What is required: Your task is to copy every line of this material exactly.

## begin

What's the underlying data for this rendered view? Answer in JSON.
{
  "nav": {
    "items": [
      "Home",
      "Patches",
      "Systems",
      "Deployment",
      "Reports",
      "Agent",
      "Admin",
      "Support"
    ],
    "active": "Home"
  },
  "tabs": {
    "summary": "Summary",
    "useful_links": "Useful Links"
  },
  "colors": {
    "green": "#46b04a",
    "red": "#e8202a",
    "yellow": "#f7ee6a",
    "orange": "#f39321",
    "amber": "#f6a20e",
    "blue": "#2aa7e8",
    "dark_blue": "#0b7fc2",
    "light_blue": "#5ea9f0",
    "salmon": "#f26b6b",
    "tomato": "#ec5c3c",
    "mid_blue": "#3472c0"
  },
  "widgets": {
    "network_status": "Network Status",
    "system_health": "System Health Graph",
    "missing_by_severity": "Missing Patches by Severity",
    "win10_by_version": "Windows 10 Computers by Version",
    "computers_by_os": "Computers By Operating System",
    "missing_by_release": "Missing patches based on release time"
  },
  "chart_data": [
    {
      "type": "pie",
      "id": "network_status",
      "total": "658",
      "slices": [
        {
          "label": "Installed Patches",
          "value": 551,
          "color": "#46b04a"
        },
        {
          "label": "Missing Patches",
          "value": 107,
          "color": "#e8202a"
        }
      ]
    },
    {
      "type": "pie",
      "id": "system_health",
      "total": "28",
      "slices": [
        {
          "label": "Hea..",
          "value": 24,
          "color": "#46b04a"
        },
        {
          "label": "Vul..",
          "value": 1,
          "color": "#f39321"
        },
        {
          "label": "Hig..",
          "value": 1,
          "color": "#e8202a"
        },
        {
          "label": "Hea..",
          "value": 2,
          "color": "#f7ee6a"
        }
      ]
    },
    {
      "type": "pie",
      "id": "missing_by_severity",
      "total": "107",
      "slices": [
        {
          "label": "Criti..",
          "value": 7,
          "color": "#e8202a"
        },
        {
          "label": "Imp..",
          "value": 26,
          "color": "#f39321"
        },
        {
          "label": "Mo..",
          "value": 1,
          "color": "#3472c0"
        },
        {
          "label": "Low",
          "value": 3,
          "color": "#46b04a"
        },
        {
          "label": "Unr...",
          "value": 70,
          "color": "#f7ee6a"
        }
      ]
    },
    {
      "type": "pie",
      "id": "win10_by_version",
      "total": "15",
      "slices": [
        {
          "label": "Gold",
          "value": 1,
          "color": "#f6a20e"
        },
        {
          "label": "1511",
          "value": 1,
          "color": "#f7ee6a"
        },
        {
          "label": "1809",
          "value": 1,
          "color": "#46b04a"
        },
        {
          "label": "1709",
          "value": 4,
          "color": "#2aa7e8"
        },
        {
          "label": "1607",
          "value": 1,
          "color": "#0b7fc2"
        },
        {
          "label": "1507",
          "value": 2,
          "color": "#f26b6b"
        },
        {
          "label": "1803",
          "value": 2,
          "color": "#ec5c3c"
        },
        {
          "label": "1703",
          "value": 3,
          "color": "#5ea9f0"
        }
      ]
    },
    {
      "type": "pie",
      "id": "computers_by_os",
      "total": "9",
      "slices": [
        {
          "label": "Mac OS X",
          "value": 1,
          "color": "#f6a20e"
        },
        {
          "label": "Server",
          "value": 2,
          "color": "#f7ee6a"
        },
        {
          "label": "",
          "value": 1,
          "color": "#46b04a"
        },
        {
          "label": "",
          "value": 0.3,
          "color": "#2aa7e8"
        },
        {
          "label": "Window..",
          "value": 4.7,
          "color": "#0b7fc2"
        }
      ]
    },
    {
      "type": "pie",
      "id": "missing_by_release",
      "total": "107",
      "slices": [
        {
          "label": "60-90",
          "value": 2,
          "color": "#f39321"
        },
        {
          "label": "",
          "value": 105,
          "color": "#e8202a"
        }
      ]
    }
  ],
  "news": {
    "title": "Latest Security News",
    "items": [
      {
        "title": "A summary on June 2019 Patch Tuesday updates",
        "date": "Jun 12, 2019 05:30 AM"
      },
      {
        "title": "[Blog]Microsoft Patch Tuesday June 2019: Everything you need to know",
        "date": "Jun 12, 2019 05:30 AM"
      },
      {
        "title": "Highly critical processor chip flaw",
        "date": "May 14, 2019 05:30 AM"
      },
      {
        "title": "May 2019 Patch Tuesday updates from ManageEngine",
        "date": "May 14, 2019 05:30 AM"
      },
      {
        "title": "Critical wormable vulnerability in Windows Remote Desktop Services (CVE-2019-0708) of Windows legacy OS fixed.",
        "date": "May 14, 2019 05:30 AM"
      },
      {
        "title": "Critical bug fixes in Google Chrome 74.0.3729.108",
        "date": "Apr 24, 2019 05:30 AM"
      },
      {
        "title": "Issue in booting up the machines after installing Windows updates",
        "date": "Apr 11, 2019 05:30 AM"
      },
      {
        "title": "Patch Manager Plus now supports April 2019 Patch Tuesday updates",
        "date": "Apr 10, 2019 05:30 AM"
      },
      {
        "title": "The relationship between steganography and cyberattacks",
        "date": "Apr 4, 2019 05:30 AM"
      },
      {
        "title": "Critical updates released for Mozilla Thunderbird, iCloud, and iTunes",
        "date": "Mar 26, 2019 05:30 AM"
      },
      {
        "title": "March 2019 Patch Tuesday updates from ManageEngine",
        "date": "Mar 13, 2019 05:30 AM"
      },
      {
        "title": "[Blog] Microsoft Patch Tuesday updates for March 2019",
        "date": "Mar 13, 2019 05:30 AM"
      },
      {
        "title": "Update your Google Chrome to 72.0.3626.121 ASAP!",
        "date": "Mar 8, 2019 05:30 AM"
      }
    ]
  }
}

## end

The completed task:
What's the underlying data for this rendered view? Answer in JSON.
{
  "nav": {
    "items": [
      "Home",
      "Patches",
      "Systems",
      "Deployment",
      "Reports",
      "Agent",
      "Admin",
      "Support"
    ],
    "active": "Home"
  },
  "tabs": {
    "summary": "Summary",
    "useful_links": "Useful Links"
  },
  "colors": {
    "green": "#46b04a",
    "red": "#e8202a",
    "yellow": "#f7ee6a",
    "orange": "#f39321",
    "amber": "#f6a20e",
    "blue": "#2aa7e8",
    "dark_blue": "#0b7fc2",
    "light_blue": "#5ea9f0",
    "salmon": "#f26b6b",
    "tomato": "#ec5c3c",
    "mid_blue": "#3472c0"
  },
  "widgets": {
    "network_status": "Network Status",
    "system_health": "System Health Graph",
    "missing_by_severity": "Missing Patches by Severity",
    "win10_by_version": "Windows 10 Computers by Version",
    "computers_by_os": "Computers By Operating System",
    "missing_by_release": "Missing patches based on release time"
  },
  "chart_data": [
    {
      "type": "pie",
      "id": "network_status",
      "total": "658",
      "slices": [
        {
          "label": "Installed Patches",
          "value": 551,
          "color": "#46b04a"
        },
        {
          "label": "Missing Patches",
          "value": 107,
          "color": "#e8202a"
        }
      ]
    },
    {
      "type": "pie",
      "id": "system_health",
      "total": "28",
      "slices": [
        {
          "label": "Hea..",
          "value": 24,
          "color": "#46b04a"
        },
        {
          "label": "Vul..",
          "value": 1,
          "color": "#f39321"
        },
        {
          "label": "Hig..",
          "value": 1,
          "color": "#e8202a"
        },
        {
          "label": "Hea..",
          "value": 2,
          "color": "#f7ee6a"
        }
      ]
    },
    {
      "type": "pie",
      "id": "missing_by_severity",
      "total": "107",
      "slices": [
        {
          "label": "Criti..",
          "value": 7,
          "color": "#e8202a"
        },
        {
          "label": "Imp..",
          "value": 26,
          "color": "#f39321"
        },
        {
          "label": "Mo..",
          "value": 1,
          "color": "#3472c0"
        },
        {
          "label": "Low",
          "value": 3,
          "color": "#46b04a"
        },
        {
          "label": "Unr...",
          "value": 70,
          "color": "#f7ee6a"
        }
      ]
    },
    {
      "type": "pie",
      "id": "win10_by_version",
      "total": "15",
      "slices": [
        {
          "label": "Gold",
          "value": 1,
          "color": "#f6a20e"
        },
        {
          "label": "1511",
          "value": 1,
          "color": "#f7ee6a"
        },
        {
          "label": "1809",
          "value": 1,
          "color": "#46b04a"
        },
        {
          "label": "1709",
          "value": 4,
          "color": "#2aa7e8"
        },
        {
          "label": "1607",
          "value": 1,
          "color": "#0b7fc2"
        },
        {
          "label": "1507",
          "value": 2,
          "color": "#f26b6b"
        },
        {
          "label": "1803",
          "value": 2,
          "color": "#ec5c3c"
        },
        {
          "label": "1703",
          "value": 3,
          "color": "#5ea9f0"
        }
      ]
    },
    {
      "type": "pie",
      "id": "computers_by_os",
      "total": "9",
      "slices": [
        {
          "label": "Mac OS X",
          "value": 1,
          "color": "#f6a20e"
        },
        {
          "label": "Server",
          "value": 2,
          "color": "#f7ee6a"
        },
        {
          "label": "",
          "value": 1,
          "color": "#46b04a"
        },
        {
          "label": "",
          "value": 0.3,
          "color": "#2aa7e8"
        },
        {
          "label": "Window..",
          "value": 4.7,
          "color": "#0b7fc2"
        }
      ]
    },
    {
      "type": "pie",
      "id": "missing_by_release",
      "total": "107",
      "slices": [
        {
          "label": "60-90",
          "value": 2,
          "color": "#f39321"
        },
        {
          "label": "",
          "value": 105,
          "color": "#e8202a"
        }
      ]
    }
  ],
  "news": {
    "title": "Latest Security News",
    "items": [
      {
        "title": "A summary on June 2019 Patch Tuesday updates",
        "date": "Jun 12, 2019 05:30 AM"
      },
      {
        "title": "[Blog]Microsoft Patch Tuesday June 2019: Everything you need to know",
        "date": "Jun 12, 2019 05:30 AM"
      },
      {
        "title": "Highly critical processor chip flaw",
        "date": "May 14, 2019 05:30 AM"
      },
      {
        "title": "May 2019 Patch Tuesday updates from ManageEngine",
        "date": "May 14, 2019 05:30 AM"
      },
      {
        "title": "Critical wormable vulnerability in Windows Remote Desktop Services (CVE-2019-0708) of Windows legacy OS fixed.",
        "date": "May 14, 2019 05:30 AM"
      },
      {
        "title": "Critical bug fixes in Google Chrome 74.0.3729.108",
        "date": "Apr 24, 2019 05:30 AM"
      },
      {
        "title": "Issue in booting up the machines after installing Windows updates",
        "date": "Apr 11, 2019 05:30 AM"
      },
      {
        "title": "Patch Manager Plus now supports April 2019 Patch Tuesday updates",
        "date": "Apr 10, 2019 05:30 AM"
      },
      {
        "title": "The relationship between steganography and cyberattacks",
        "date": "Apr 4, 2019 05:30 AM"
      },
      {
        "title": "Critical updates released for Mozilla Thunderbird, iCloud, and iTunes",
        "date": "Mar 26, 2019 05:30 AM"
      },
      {
        "title": "March 2019 Patch Tuesday updates from ManageEngine",
        "date": "Mar 13, 2019 05:30 AM"
      },
      {
        "title": "[Blog] Microsoft Patch Tuesday updates for March 2019",
        "date": "Mar 13, 2019 05:30 AM"
      },
      {
        "title": "Update your Google Chrome to 72.0.3626.121 ASAP!",
        "date": "Mar 8, 2019 05:30 AM"
      }
    ]
  }
}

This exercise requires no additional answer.